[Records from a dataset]
-*-*-

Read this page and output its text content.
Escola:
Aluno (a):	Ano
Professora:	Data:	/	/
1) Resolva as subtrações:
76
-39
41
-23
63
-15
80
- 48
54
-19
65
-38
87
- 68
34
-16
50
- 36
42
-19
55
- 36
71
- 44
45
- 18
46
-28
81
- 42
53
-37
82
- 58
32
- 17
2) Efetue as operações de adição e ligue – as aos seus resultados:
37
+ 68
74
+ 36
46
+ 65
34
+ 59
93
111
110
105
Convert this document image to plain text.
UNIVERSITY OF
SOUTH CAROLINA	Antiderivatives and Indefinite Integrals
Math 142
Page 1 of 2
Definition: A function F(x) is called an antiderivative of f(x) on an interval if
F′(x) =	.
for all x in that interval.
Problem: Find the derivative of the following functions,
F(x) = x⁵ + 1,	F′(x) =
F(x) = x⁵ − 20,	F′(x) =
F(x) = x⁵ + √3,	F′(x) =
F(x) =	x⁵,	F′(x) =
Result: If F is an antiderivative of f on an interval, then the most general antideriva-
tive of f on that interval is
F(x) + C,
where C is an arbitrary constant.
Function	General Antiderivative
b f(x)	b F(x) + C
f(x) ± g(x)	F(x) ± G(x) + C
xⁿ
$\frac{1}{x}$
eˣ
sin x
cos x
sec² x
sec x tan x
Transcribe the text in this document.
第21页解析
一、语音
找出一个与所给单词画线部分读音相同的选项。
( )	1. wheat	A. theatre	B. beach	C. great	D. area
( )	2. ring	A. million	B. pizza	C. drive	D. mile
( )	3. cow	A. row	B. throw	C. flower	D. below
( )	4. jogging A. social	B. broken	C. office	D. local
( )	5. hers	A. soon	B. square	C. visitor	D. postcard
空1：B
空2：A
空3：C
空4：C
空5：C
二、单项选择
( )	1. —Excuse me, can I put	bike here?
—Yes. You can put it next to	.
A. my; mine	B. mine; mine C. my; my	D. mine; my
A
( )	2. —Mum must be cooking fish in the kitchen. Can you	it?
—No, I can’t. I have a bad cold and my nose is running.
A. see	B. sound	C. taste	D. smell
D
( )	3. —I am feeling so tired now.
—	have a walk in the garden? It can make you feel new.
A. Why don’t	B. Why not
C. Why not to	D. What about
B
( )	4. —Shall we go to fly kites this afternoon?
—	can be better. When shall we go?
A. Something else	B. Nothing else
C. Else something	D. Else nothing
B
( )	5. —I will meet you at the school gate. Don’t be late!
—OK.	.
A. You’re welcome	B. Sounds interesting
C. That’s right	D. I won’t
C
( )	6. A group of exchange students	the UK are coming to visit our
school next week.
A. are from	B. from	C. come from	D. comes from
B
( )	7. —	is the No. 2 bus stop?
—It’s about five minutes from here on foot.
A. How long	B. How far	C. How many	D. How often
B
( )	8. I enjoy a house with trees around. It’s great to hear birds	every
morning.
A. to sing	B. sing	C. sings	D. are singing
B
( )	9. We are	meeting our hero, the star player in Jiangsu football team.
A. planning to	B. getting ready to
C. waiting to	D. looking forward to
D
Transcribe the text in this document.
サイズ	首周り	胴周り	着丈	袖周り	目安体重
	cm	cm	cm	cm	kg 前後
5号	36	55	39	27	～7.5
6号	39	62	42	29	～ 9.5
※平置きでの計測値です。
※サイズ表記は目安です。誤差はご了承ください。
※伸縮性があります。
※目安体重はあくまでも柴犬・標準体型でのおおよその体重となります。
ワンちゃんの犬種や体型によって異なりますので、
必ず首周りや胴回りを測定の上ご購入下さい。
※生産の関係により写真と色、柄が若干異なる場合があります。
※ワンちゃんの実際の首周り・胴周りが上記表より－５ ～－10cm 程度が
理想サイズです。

-*-*-

Reproduce the entries above in full, verbatim.

PROBLEM SOLUTION -
Read this page and output its text content.
Escola:
Aluno (a):	Ano
Professora:	Data:	/	/
1) Resolva as subtrações:
76
-39
41
-23
63
-15
80
- 48
54
-19
65
-38
87
- 68
34
-16
50
- 36
42
-19
55
- 36
71
- 44
45
- 18
46
-28
81
- 42
53
-37
82
- 58
32
- 17
2) Efetue as operações de adição e ligue – as aos seus resultados:
37
+ 68
74
+ 36
46
+ 65
34
+ 59
93
111
110
105
Convert this document image to plain text.
UNIVERSITY OF
SOUTH CAROLINA	Antiderivatives and Indefinite Integrals
Math 142
Page 1 of 2
Definition: A function F(x) is called an antiderivative of f(x) on an interval if
F′(x) =	.
for all x in that interval.
Problem: Find the derivative of the following functions,
F(x) = x⁵ + 1,	F′(x) =
F(x) = x⁵ − 20,	F′(x) =
F(x) = x⁵ + √3,	F′(x) =
F(x) =	x⁵,	F′(x) =
Result: If F is an antiderivative of f on an interval, then the most general antideriva-
tive of f on that interval is
F(x) + C,
where C is an arbitrary constant.
Function	General Antiderivative
b f(x)	b F(x) + C
f(x) ± g(x)	F(x) ± G(x) + C
xⁿ
$\frac{1}{x}$
eˣ
sin x
cos x
sec² x
sec x tan x
Transcribe the text in this document.
第21页解析
一、语音
找出一个与所给单词画线部分读音相同的选项。
( )	1. wheat	A. theatre	B. beach	C. great	D. area
( )	2. ring	A. million	B. pizza	C. drive	D. mile
( )	3. cow	A. row	B. throw	C. flower	D. below
( )	4. jogging A. social	B. broken	C. office	D. local
( )	5. hers	A. soon	B. square	C. visitor	D. postcard
空1：B
空2：A
空3：C
空4：C
空5：C
二、单项选择
( )	1. —Excuse me, can I put	bike here?
—Yes. You can put it next to	.
A. my; mine	B. mine; mine C. my; my	D. mine; my
A
( )	2. —Mum must be cooking fish in the kitchen. Can you	it?
—No, I can’t. I have a bad cold and my nose is running.
A. see	B. sound	C. taste	D. smell
D
( )	3. —I am feeling so tired now.
—	have a walk in the garden? It can make you feel new.
A. Why don’t	B. Why not
C. Why not to	D. What about
B
( )	4. —Shall we go to fly kites this afternoon?
—	can be better. When shall we go?
A. Something else	B. Nothing else
C. Else something	D. Else nothing
B
( )	5. —I will meet you at the school gate. Don’t be late!
—OK.	.
A. You’re welcome	B. Sounds interesting
C. That’s right	D. I won’t
C
( )	6. A group of exchange students	the UK are coming to visit our
school next week.
A. are from	B. from	C. come from	D. comes from
B
( )	7. —	is the No. 2 bus stop?
—It’s about five minutes from here on foot.
A. How long	B. How far	C. How many	D. How often
B
( )	8. I enjoy a house with trees around. It’s great to hear birds	every
morning.
A. to sing	B. sing	C. sings	D. are singing
B
( )	9. We are	meeting our hero, the star player in Jiangsu football team.
A. planning to	B. getting ready to
C. waiting to	D. looking forward to
D
Transcribe the text in this document.
サイズ	首周り	胴周り	着丈	袖周り	目安体重
	cm	cm	cm	cm	kg 前後
5号	36	55	39	27	～7.5
6号	39	62	42	29	～ 9.5
※平置きでの計測値です。
※サイズ表記は目安です。誤差はご了承ください。
※伸縮性があります。
※目安体重はあくまでも柴犬・標準体型でのおおよその体重となります。
ワンちゃんの犬種や体型によって異なりますので、
必ず首周りや胴回りを測定の上ご購入下さい。
※生産の関係により写真と色、柄が若干異なる場合があります。
※ワンちゃんの実際の首周り・胴周りが上記表より－５ ～－10cm 程度が
理想サイズです。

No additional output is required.